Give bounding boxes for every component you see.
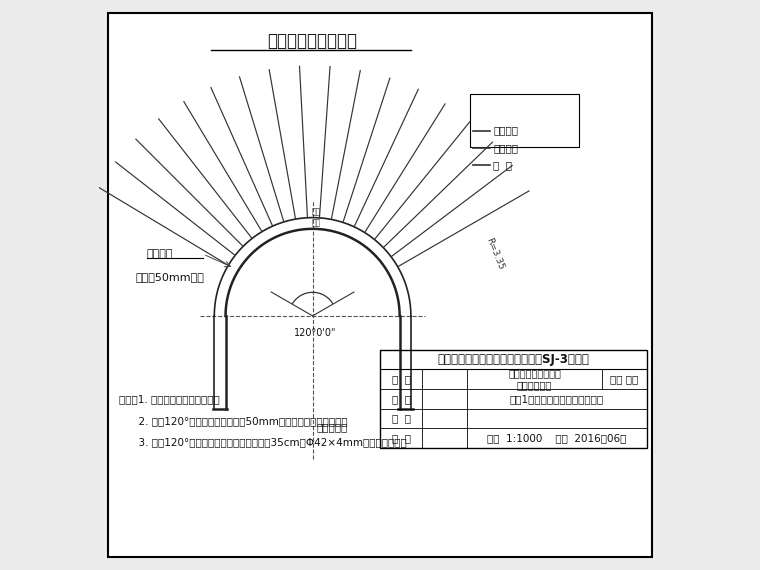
Text: 文新1号隧道支洞超前支护设计图: 文新1号隧道支洞超前支护设计图 bbox=[510, 394, 604, 404]
Text: 审  核: 审 核 bbox=[391, 413, 410, 424]
Text: 绘  图: 绘 图 bbox=[391, 394, 410, 404]
Text: 钢架中心线: 钢架中心线 bbox=[317, 422, 348, 433]
Text: 比例  1:1000    日期  2016年06月: 比例 1:1000 日期 2016年06月 bbox=[487, 433, 626, 443]
Bar bbox=[380, 349, 647, 448]
Text: 超前支护: 超前支护 bbox=[493, 125, 518, 136]
Text: 测  量: 测 量 bbox=[391, 374, 410, 384]
Text: 支洞超前支护设计图: 支洞超前支护设计图 bbox=[268, 32, 358, 50]
Text: 钢  架: 钢 架 bbox=[493, 160, 512, 170]
Text: 批  准: 批 准 bbox=[391, 433, 410, 443]
Text: 割直径50mm圆孔: 割直径50mm圆孔 bbox=[136, 271, 204, 282]
Text: 2. 拱部120°范围内工字钢割直径50mm圆孔，便于钢花管穿入。: 2. 拱部120°范围内工字钢割直径50mm圆孔，便于钢花管穿入。 bbox=[119, 416, 347, 426]
Text: 中国铁建中铁十八局集团玉临高速SJ-3项目部: 中国铁建中铁十八局集团玉临高速SJ-3项目部 bbox=[438, 353, 589, 366]
Text: R=3.35: R=3.35 bbox=[484, 236, 505, 271]
Text: 喷混凝土: 喷混凝土 bbox=[493, 143, 518, 153]
Text: 超前支护: 超前支护 bbox=[147, 249, 173, 259]
Text: 施工 部分: 施工 部分 bbox=[610, 374, 638, 384]
Text: 3. 拱部120°范围内设置超前小导管，间距35cm；Φ42×4mm热轧无缝钢管。: 3. 拱部120°范围内设置超前小导管，间距35cm；Φ42×4mm热轧无缝钢管… bbox=[119, 437, 407, 447]
Text: 说明：1. 本图标注尺寸均已米计。: 说明：1. 本图标注尺寸均已米计。 bbox=[119, 394, 220, 405]
Text: 120°0'0": 120°0'0" bbox=[293, 328, 336, 338]
Text: 王溪至临沧高速公路
进场道路工程: 王溪至临沧高速公路 进场道路工程 bbox=[508, 368, 561, 390]
Bar bbox=[470, 94, 579, 148]
Text: 拱顶
中线: 拱顶 中线 bbox=[312, 207, 321, 227]
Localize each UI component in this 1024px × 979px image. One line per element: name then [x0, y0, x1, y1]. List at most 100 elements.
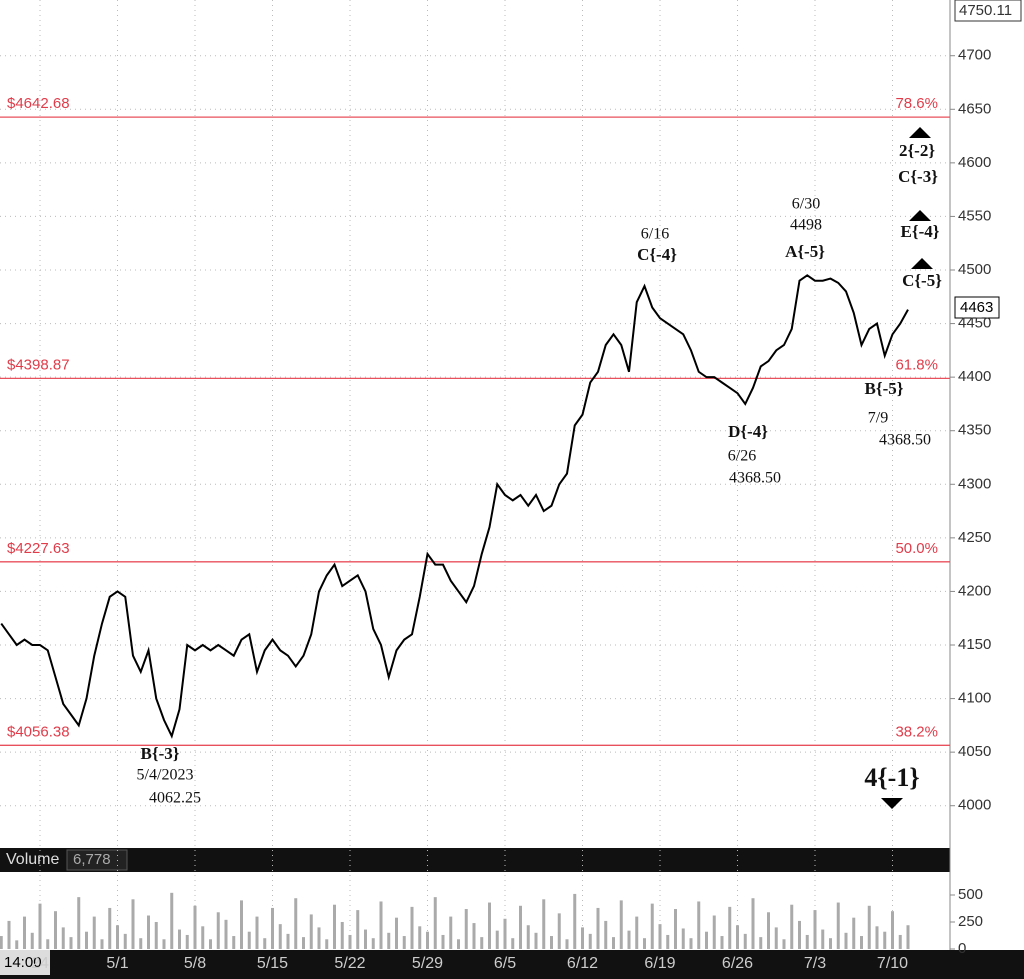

· · · · ·

THE EXERCISE:
Rewrite all of the rows above, replacing "bounding boxes" with "box coordinates" and leaving everything else unchanged. Omit the pictures from your answer.

THE RESULT:
Give box coordinates for every component you see.
Text: 文新1号隧道支洞超前支护设计图: 文新1号隧道支洞超前支护设计图 bbox=[510, 394, 604, 404]
Text: 审  核: 审 核 bbox=[391, 413, 410, 424]
Text: 绘  图: 绘 图 bbox=[391, 394, 410, 404]
Text: 钢架中心线: 钢架中心线 bbox=[317, 422, 348, 433]
Text: 比例  1:1000    日期  2016年06月: 比例 1:1000 日期 2016年06月 bbox=[487, 433, 626, 443]
Bar bbox=[380, 349, 647, 448]
Text: 超前支护: 超前支护 bbox=[493, 125, 518, 136]
Text: 测  量: 测 量 bbox=[391, 374, 410, 384]
Text: 支洞超前支护设计图: 支洞超前支护设计图 bbox=[268, 32, 358, 50]
Text: 钢  架: 钢 架 bbox=[493, 160, 512, 170]
Text: 批  准: 批 准 bbox=[391, 433, 410, 443]
Text: 割直径50mm圆孔: 割直径50mm圆孔 bbox=[136, 271, 204, 282]
Text: 2. 拱部120°范围内工字钢割直径50mm圆孔，便于钢花管穿入。: 2. 拱部120°范围内工字钢割直径50mm圆孔，便于钢花管穿入。 bbox=[119, 416, 347, 426]
Text: 中国铁建中铁十八局集团玉临高速SJ-3项目部: 中国铁建中铁十八局集团玉临高速SJ-3项目部 bbox=[438, 353, 589, 366]
Text: R=3.35: R=3.35 bbox=[484, 236, 505, 271]
Text: 喷混凝土: 喷混凝土 bbox=[493, 143, 518, 153]
Text: 超前支护: 超前支护 bbox=[147, 249, 173, 259]
Text: 施工 部分: 施工 部分 bbox=[610, 374, 638, 384]
Text: 3. 拱部120°范围内设置超前小导管，间距35cm；Φ42×4mm热轧无缝钢管。: 3. 拱部120°范围内设置超前小导管，间距35cm；Φ42×4mm热轧无缝钢管… bbox=[119, 437, 407, 447]
Text: 说明：1. 本图标注尺寸均已米计。: 说明：1. 本图标注尺寸均已米计。 bbox=[119, 394, 220, 405]
Text: 120°0'0": 120°0'0" bbox=[293, 328, 336, 338]
Text: 王溪至临沧高速公路
进场道路工程: 王溪至临沧高速公路 进场道路工程 bbox=[508, 368, 561, 390]
Bar bbox=[470, 94, 579, 148]
Text: 拱顶
中线: 拱顶 中线 bbox=[312, 207, 321, 227]
Localize each UI component in this 1024px × 979px image. One line per element: name then [x0, y0, x1, y1]. List at most 100 elements.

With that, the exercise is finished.